• _EXERCISE PROMPT_:
Transcribe the material below exactly as it appears.

>> begin LISTED ENTRIES

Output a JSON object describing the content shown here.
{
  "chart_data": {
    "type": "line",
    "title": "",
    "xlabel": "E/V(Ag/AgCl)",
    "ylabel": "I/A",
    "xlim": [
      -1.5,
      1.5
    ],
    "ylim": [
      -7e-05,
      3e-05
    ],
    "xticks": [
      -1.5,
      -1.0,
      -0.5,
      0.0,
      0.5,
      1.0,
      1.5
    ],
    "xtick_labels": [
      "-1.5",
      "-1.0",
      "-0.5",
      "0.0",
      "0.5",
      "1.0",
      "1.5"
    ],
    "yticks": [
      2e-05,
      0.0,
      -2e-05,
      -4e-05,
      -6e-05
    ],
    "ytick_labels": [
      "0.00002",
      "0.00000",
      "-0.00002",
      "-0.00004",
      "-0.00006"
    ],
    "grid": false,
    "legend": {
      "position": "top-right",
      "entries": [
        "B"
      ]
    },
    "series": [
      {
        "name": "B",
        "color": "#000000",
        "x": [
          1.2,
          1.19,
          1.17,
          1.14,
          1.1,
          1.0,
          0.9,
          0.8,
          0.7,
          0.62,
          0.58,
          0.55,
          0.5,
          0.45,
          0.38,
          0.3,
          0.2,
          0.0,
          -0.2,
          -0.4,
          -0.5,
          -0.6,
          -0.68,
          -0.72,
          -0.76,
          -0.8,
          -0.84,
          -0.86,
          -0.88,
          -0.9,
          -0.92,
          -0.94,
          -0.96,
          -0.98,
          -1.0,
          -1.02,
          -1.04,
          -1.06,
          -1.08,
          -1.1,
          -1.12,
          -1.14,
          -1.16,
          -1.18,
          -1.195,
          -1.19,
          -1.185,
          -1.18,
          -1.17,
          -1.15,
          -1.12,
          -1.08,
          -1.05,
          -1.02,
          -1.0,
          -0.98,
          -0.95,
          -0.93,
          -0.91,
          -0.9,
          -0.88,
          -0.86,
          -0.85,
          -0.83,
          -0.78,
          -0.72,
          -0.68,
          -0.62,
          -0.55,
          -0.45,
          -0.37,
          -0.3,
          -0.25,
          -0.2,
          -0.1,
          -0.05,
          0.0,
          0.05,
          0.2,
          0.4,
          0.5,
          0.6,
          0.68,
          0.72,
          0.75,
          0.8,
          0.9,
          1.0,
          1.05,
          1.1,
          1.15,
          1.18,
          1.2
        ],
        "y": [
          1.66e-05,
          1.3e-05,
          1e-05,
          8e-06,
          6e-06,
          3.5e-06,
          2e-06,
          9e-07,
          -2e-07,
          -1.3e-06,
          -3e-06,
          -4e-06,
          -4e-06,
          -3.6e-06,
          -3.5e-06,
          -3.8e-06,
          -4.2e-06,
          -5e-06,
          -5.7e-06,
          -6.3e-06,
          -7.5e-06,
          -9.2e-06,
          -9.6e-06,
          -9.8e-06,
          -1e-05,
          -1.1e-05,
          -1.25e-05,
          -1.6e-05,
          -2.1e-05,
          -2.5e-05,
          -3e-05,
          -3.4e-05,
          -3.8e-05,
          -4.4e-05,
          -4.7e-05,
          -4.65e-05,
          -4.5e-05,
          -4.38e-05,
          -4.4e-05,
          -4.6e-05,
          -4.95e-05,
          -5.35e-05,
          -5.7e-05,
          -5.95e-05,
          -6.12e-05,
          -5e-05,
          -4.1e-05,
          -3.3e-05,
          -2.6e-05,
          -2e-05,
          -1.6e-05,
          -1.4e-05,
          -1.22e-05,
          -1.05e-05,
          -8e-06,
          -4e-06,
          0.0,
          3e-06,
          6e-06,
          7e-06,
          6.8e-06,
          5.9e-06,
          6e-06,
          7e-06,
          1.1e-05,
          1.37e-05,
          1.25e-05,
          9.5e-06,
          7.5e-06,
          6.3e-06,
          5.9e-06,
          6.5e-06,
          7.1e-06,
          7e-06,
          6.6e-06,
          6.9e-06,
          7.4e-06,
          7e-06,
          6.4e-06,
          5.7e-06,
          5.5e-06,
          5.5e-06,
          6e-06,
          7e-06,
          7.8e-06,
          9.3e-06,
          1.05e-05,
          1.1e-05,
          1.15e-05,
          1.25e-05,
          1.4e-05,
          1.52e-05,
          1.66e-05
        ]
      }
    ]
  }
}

>> end LISTED ENTRIES

• _COMPLETE OUTPUT_:
Output a JSON object describing the content shown here.
{
  "chart_data": {
    "type": "line",
    "title": "",
    "xlabel": "E/V(Ag/AgCl)",
    "ylabel": "I/A",
    "xlim": [
      -1.5,
      1.5
    ],
    "ylim": [
      -7e-05,
      3e-05
    ],
    "xticks": [
      -1.5,
      -1.0,
      -0.5,
      0.0,
      0.5,
      1.0,
      1.5
    ],
    "xtick_labels": [
      "-1.5",
      "-1.0",
      "-0.5",
      "0.0",
      "0.5",
      "1.0",
      "1.5"
    ],
    "yticks": [
      2e-05,
      0.0,
      -2e-05,
      -4e-05,
      -6e-05
    ],
    "ytick_labels": [
      "0.00002",
      "0.00000",
      "-0.00002",
      "-0.00004",
      "-0.00006"
    ],
    "grid": false,
    "legend": {
      "position": "top-right",
      "entries": [
        "B"
      ]
    },
    "series": [
      {
        "name": "B",
        "color": "#000000",
        "x": [
          1.2,
          1.19,
          1.17,
          1.14,
          1.1,
          1.0,
          0.9,
          0.8,
          0.7,
          0.62,
          0.58,
          0.55,
          0.5,
          0.45,
          0.38,
          0.3,
          0.2,
          0.0,
          -0.2,
          -0.4,
          -0.5,
          -0.6,
          -0.68,
          -0.72,
          -0.76,
          -0.8,
          -0.84,
          -0.86,
          -0.88,
          -0.9,
          -0.92,
          -0.94,
          -0.96,
          -0.98,
          -1.0,
          -1.02,
          -1.04,
          -1.06,
          -1.08,
          -1.1,
          -1.12,
          -1.14,
          -1.16,
          -1.18,
          -1.195,
          -1.19,
          -1.185,
          -1.18,
          -1.17,
          -1.15,
          -1.12,
          -1.08,
          -1.05,
          -1.02,
          -1.0,
          -0.98,
          -0.95,
          -0.93,
          -0.91,
          -0.9,
          -0.88,
          -0.86,
          -0.85,
          -0.83,
          -0.78,
          -0.72,
          -0.68,
          -0.62,
          -0.55,
          -0.45,
          -0.37,
          -0.3,
          -0.25,
          -0.2,
          -0.1,
          -0.05,
          0.0,
          0.05,
          0.2,
          0.4,
          0.5,
          0.6,
          0.68,
          0.72,
          0.75,
          0.8,
          0.9,
          1.0,
          1.05,
          1.1,
          1.15,
          1.18,
          1.2
        ],
        "y": [
          1.66e-05,
          1.3e-05,
          1e-05,
          8e-06,
          6e-06,
          3.5e-06,
          2e-06,
          9e-07,
          -2e-07,
          -1.3e-06,
          -3e-06,
          -4e-06,
          -4e-06,
          -3.6e-06,
          -3.5e-06,
          -3.8e-06,
          -4.2e-06,
          -5e-06,
          -5.7e-06,
          -6.3e-06,
          -7.5e-06,
          -9.2e-06,
          -9.6e-06,
          -9.8e-06,
          -1e-05,
          -1.1e-05,
          -1.25e-05,
          -1.6e-05,
          -2.1e-05,
          -2.5e-05,
          -3e-05,
          -3.4e-05,
          -3.8e-05,
          -4.4e-05,
          -4.7e-05,
          -4.65e-05,
          -4.5e-05,
          -4.38e-05,
          -4.4e-05,
          -4.6e-05,
          -4.95e-05,
          -5.35e-05,
          -5.7e-05,
          -5.95e-05,
          -6.12e-05,
          -5e-05,
          -4.1e-05,
          -3.3e-05,
          -2.6e-05,
          -2e-05,
          -1.6e-05,
          -1.4e-05,
          -1.22e-05,
          -1.05e-05,
          -8e-06,
          -4e-06,
          0.0,
          3e-06,
          6e-06,
          7e-06,
          6.8e-06,
          5.9e-06,
          6e-06,
          7e-06,
          1.1e-05,
          1.37e-05,
          1.25e-05,
          9.5e-06,
          7.5e-06,
          6.3e-06,
          5.9e-06,
          6.5e-06,
          7.1e-06,
          7e-06,
          6.6e-06,
          6.9e-06,
          7.4e-06,
          7e-06,
          6.4e-06,
          5.7e-06,
          5.5e-06,
          5.5e-06,
          6e-06,
          7e-06,
          7.8e-06,
          9.3e-06,
          1.05e-05,
          1.1e-05,
          1.15e-05,
          1.25e-05,
          1.4e-05,
          1.52e-05,
          1.66e-05
        ]
      }
    ]
  }
}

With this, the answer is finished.